- EXERCISE INSTRUCTIONS: Repeat the entire listing exactly as written.

- PROVIDED ENTRIES:
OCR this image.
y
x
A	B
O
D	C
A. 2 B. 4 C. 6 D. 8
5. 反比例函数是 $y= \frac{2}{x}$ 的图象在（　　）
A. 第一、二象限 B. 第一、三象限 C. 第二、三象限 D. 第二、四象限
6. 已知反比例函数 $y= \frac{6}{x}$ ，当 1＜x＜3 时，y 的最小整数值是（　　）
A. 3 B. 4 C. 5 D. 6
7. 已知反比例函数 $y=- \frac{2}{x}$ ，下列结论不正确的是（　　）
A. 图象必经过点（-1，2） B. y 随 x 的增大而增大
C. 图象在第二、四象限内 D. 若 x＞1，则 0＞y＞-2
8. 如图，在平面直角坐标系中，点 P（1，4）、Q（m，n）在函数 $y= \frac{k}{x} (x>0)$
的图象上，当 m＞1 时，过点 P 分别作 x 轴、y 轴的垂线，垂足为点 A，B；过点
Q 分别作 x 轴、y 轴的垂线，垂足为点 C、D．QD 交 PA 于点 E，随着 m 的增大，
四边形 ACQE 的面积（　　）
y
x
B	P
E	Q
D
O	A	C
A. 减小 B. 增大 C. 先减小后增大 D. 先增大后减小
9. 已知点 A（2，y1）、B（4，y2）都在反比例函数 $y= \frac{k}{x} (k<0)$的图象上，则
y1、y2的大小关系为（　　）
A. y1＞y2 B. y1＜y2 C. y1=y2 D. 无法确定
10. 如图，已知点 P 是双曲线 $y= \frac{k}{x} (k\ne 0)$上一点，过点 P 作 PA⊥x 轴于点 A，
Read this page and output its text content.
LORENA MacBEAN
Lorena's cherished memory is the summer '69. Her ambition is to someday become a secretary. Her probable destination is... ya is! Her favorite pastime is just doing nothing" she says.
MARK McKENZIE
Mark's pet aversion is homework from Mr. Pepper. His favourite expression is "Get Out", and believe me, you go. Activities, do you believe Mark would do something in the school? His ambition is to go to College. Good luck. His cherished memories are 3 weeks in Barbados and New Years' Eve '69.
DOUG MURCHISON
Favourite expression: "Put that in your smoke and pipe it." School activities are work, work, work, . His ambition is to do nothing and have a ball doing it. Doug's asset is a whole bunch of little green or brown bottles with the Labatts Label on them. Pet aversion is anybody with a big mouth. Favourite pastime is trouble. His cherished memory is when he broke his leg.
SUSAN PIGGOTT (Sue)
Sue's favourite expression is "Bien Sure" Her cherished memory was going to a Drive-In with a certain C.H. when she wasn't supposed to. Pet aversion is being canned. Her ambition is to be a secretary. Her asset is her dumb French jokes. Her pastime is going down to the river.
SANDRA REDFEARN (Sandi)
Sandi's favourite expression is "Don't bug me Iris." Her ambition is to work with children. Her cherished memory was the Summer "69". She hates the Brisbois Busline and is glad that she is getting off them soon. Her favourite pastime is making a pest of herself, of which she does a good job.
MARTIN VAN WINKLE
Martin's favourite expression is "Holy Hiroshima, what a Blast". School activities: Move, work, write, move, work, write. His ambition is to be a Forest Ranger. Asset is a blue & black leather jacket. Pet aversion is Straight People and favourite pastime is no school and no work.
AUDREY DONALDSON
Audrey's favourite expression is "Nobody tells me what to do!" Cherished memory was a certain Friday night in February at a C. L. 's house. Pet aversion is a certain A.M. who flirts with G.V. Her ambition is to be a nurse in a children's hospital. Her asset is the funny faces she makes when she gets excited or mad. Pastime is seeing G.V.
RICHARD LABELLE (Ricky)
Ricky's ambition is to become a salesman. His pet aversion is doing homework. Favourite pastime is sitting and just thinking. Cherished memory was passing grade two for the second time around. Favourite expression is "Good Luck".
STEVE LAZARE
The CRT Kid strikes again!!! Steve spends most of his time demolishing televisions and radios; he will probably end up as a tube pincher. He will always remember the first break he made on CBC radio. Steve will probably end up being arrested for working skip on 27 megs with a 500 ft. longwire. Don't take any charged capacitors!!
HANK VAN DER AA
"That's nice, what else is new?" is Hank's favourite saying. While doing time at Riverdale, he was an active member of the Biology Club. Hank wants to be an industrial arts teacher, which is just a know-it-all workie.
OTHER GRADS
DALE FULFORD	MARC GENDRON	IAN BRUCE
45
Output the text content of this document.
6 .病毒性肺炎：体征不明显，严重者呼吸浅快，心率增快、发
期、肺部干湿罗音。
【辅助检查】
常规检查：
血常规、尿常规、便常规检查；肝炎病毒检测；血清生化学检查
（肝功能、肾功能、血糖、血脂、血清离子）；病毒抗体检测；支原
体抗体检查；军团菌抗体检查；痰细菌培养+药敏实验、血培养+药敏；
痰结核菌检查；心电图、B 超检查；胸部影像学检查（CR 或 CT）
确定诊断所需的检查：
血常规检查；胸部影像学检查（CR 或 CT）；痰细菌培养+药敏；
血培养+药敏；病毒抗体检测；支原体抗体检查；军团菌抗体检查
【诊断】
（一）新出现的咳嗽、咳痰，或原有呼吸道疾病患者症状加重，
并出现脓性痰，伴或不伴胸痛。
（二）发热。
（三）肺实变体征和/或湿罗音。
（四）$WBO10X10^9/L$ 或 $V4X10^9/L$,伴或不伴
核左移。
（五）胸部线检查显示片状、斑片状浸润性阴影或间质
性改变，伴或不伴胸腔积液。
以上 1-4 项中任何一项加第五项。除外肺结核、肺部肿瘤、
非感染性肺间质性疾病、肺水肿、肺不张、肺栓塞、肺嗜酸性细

- WRITTEN RESPONSE:
OCR this image.
y
x
A	B
O
D	C
A. 2 B. 4 C. 6 D. 8
5. 反比例函数是 $y= \frac{2}{x}$ 的图象在（　　）
A. 第一、二象限 B. 第一、三象限 C. 第二、三象限 D. 第二、四象限
6. 已知反比例函数 $y= \frac{6}{x}$ ，当 1＜x＜3 时，y 的最小整数值是（　　）
A. 3 B. 4 C. 5 D. 6
7. 已知反比例函数 $y=- \frac{2}{x}$ ，下列结论不正确的是（　　）
A. 图象必经过点（-1，2） B. y 随 x 的增大而增大
C. 图象在第二、四象限内 D. 若 x＞1，则 0＞y＞-2
8. 如图，在平面直角坐标系中，点 P（1，4）、Q（m，n）在函数 $y= \frac{k}{x} (x>0)$
的图象上，当 m＞1 时，过点 P 分别作 x 轴、y 轴的垂线，垂足为点 A，B；过点
Q 分别作 x 轴、y 轴的垂线，垂足为点 C、D．QD 交 PA 于点 E，随着 m 的增大，
四边形 ACQE 的面积（　　）
y
x
B	P
E	Q
D
O	A	C
A. 减小 B. 增大 C. 先减小后增大 D. 先增大后减小
9. 已知点 A（2，y1）、B（4，y2）都在反比例函数 $y= \frac{k}{x} (k<0)$的图象上，则
y1、y2的大小关系为（　　）
A. y1＞y2 B. y1＜y2 C. y1=y2 D. 无法确定
10. 如图，已知点 P 是双曲线 $y= \frac{k}{x} (k\ne 0)$上一点，过点 P 作 PA⊥x 轴于点 A，
Read this page and output its text content.
LORENA MacBEAN
Lorena's cherished memory is the summer '69. Her ambition is to someday become a secretary. Her probable destination is... ya is! Her favorite pastime is just doing nothing" she says.
MARK McKENZIE
Mark's pet aversion is homework from Mr. Pepper. His favourite expression is "Get Out", and believe me, you go. Activities, do you believe Mark would do something in the school? His ambition is to go to College. Good luck. His cherished memories are 3 weeks in Barbados and New Years' Eve '69.
DOUG MURCHISON
Favourite expression: "Put that in your smoke and pipe it." School activities are work, work, work, . His ambition is to do nothing and have a ball doing it. Doug's asset is a whole bunch of little green or brown bottles with the Labatts Label on them. Pet aversion is anybody with a big mouth. Favourite pastime is trouble. His cherished memory is when he broke his leg.
SUSAN PIGGOTT (Sue)
Sue's favourite expression is "Bien Sure" Her cherished memory was going to a Drive-In with a certain C.H. when she wasn't supposed to. Pet aversion is being canned. Her ambition is to be a secretary. Her asset is her dumb French jokes. Her pastime is going down to the river.
SANDRA REDFEARN (Sandi)
Sandi's favourite expression is "Don't bug me Iris." Her ambition is to work with children. Her cherished memory was the Summer "69". She hates the Brisbois Busline and is glad that she is getting off them soon. Her favourite pastime is making a pest of herself, of which she does a good job.
MARTIN VAN WINKLE
Martin's favourite expression is "Holy Hiroshima, what a Blast". School activities: Move, work, write, move, work, write. His ambition is to be a Forest Ranger. Asset is a blue & black leather jacket. Pet aversion is Straight People and favourite pastime is no school and no work.
AUDREY DONALDSON
Audrey's favourite expression is "Nobody tells me what to do!" Cherished memory was a certain Friday night in February at a C. L. 's house. Pet aversion is a certain A.M. who flirts with G.V. Her ambition is to be a nurse in a children's hospital. Her asset is the funny faces she makes when she gets excited or mad. Pastime is seeing G.V.
RICHARD LABELLE (Ricky)
Ricky's ambition is to become a salesman. His pet aversion is doing homework. Favourite pastime is sitting and just thinking. Cherished memory was passing grade two for the second time around. Favourite expression is "Good Luck".
STEVE LAZARE
The CRT Kid strikes again!!! Steve spends most of his time demolishing televisions and radios; he will probably end up as a tube pincher. He will always remember the first break he made on CBC radio. Steve will probably end up being arrested for working skip on 27 megs with a 500 ft. longwire. Don't take any charged capacitors!!
HANK VAN DER AA
"That's nice, what else is new?" is Hank's favourite saying. While doing time at Riverdale, he was an active member of the Biology Club. Hank wants to be an industrial arts teacher, which is just a know-it-all workie.
OTHER GRADS
DALE FULFORD	MARC GENDRON	IAN BRUCE
45
Output the text content of this document.
6 .病毒性肺炎：体征不明显，严重者呼吸浅快，心率增快、发
期、肺部干湿罗音。
【辅助检查】
常规检查：
血常规、尿常规、便常规检查；肝炎病毒检测；血清生化学检查
（肝功能、肾功能、血糖、血脂、血清离子）；病毒抗体检测；支原
体抗体检查；军团菌抗体检查；痰细菌培养+药敏实验、血培养+药敏；
痰结核菌检查；心电图、B 超检查；胸部影像学检查（CR 或 CT）
确定诊断所需的检查：
血常规检查；胸部影像学检查（CR 或 CT）；痰细菌培养+药敏；
血培养+药敏；病毒抗体检测；支原体抗体检查；军团菌抗体检查
【诊断】
（一）新出现的咳嗽、咳痰，或原有呼吸道疾病患者症状加重，
并出现脓性痰，伴或不伴胸痛。
（二）发热。
（三）肺实变体征和/或湿罗音。
（四）$WBO10X10^9/L$ 或 $V4X10^9/L$,伴或不伴
核左移。
（五）胸部线检查显示片状、斑片状浸润性阴影或间质
性改变，伴或不伴胸腔积液。
以上 1-4 项中任何一项加第五项。除外肺结核、肺部肿瘤、
非感染性肺间质性疾病、肺水肿、肺不张、肺栓塞、肺嗜酸性细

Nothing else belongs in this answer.